> WRITTEN PROBLEM
Pick out every line in the listing below that contains the string "chart", and copy each one out.

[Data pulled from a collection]
________________

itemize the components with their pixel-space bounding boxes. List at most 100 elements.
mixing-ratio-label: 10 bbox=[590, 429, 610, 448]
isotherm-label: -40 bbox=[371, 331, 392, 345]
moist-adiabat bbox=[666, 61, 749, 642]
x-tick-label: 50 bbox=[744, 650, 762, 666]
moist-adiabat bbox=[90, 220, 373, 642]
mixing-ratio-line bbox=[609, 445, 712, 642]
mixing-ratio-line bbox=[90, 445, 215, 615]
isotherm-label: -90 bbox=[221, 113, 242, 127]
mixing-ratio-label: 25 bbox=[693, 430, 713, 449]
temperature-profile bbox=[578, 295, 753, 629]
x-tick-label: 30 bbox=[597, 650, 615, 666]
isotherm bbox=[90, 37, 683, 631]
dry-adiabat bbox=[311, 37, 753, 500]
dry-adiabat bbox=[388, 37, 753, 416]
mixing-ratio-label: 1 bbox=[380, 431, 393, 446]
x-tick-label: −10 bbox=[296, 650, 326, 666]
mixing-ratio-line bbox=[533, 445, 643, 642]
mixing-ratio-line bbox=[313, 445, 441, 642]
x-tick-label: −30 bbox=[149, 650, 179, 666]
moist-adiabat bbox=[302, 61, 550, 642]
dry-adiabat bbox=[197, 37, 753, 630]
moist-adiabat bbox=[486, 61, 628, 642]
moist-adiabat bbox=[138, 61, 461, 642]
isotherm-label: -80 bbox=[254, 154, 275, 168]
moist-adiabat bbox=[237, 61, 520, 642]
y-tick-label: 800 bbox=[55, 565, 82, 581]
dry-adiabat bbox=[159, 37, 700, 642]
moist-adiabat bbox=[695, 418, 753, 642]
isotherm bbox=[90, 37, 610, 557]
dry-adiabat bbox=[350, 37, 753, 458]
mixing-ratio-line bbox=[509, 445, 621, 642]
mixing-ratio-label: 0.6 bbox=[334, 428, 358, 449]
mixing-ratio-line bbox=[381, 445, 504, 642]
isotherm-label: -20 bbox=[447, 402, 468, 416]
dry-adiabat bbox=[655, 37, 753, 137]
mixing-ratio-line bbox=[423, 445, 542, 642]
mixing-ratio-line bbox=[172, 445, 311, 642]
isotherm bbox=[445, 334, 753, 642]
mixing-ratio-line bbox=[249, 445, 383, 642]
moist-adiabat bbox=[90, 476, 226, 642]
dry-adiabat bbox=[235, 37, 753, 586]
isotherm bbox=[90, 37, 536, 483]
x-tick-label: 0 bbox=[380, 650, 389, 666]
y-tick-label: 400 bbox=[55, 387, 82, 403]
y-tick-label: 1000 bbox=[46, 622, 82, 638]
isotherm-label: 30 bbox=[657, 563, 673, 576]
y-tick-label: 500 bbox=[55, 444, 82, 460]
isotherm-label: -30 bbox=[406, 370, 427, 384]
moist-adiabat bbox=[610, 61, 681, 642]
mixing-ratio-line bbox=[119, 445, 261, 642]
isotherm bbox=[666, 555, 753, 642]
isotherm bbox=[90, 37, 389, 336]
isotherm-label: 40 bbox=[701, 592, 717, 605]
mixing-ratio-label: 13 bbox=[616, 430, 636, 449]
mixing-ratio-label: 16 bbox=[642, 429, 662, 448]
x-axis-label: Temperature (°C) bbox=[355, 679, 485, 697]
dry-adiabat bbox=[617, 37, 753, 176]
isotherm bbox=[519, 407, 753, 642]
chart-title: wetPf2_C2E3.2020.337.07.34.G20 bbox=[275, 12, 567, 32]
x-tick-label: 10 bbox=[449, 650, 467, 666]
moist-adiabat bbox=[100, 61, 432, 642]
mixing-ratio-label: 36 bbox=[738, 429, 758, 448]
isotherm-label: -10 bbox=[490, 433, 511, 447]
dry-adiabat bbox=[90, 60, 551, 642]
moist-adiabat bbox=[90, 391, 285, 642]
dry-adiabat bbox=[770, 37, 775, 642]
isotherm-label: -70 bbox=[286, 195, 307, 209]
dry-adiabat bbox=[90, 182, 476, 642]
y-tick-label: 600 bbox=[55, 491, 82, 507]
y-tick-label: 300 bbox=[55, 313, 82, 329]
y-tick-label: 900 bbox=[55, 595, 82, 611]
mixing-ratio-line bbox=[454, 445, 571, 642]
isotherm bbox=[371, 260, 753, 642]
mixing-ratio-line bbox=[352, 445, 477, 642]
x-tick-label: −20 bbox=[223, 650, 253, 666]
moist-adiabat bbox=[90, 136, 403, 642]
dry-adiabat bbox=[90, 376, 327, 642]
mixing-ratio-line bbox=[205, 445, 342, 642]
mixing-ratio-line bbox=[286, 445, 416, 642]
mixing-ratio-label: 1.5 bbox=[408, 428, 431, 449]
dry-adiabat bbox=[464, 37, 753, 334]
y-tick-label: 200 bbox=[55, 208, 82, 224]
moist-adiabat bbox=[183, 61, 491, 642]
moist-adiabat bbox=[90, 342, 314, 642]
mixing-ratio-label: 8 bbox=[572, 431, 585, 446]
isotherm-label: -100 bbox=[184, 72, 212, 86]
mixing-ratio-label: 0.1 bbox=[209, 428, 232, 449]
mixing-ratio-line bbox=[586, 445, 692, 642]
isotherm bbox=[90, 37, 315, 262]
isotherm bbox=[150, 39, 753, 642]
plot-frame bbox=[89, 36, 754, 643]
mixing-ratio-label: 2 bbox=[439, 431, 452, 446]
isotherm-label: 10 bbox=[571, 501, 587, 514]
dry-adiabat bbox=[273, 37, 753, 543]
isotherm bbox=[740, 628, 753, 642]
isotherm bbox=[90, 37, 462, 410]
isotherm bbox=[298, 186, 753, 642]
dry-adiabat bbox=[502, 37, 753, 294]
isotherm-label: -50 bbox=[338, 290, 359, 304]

________________

> SOLUTION TO THE EXERCISE
chart-title: wetPf2_C2E3.2020.337.07.34.G20 bbox=[275, 12, 567, 32]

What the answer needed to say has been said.